§ **WHAT THIS TASK INVOLVES**
Count the lines below that contain the word "Velocity" and give only that number.

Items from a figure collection
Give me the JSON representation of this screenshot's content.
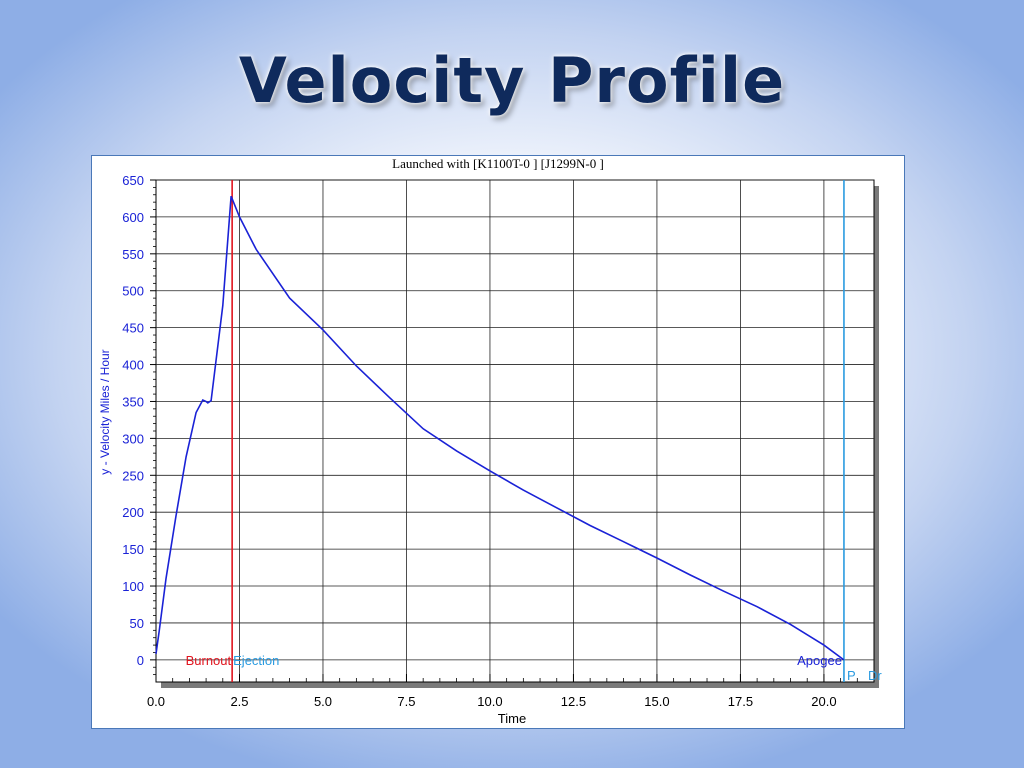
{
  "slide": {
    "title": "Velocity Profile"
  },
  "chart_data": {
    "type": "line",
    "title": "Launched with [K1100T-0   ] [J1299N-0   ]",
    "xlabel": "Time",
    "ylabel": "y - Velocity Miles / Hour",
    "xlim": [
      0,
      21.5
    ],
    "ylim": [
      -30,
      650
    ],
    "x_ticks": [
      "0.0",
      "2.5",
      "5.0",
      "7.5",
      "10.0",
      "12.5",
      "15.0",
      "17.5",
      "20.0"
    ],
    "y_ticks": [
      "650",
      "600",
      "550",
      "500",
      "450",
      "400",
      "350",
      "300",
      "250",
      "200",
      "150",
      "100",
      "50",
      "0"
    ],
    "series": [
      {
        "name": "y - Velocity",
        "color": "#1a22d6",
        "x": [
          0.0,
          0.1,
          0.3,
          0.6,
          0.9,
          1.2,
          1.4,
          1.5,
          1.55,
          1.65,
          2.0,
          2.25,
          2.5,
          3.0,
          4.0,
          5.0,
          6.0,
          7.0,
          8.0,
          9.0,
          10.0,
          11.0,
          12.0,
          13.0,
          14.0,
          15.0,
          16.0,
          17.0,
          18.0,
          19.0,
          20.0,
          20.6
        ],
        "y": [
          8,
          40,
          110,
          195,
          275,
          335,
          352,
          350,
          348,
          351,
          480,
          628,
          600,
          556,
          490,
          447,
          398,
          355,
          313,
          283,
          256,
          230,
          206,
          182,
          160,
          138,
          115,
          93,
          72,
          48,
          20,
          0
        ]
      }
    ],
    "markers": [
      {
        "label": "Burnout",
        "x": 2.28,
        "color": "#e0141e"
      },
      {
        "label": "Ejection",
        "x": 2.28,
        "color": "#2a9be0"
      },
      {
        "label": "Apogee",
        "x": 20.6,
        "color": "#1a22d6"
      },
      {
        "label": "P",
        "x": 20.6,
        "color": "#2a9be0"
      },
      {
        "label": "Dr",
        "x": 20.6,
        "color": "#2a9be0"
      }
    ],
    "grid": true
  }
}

§ **COMPLETED TASK**
3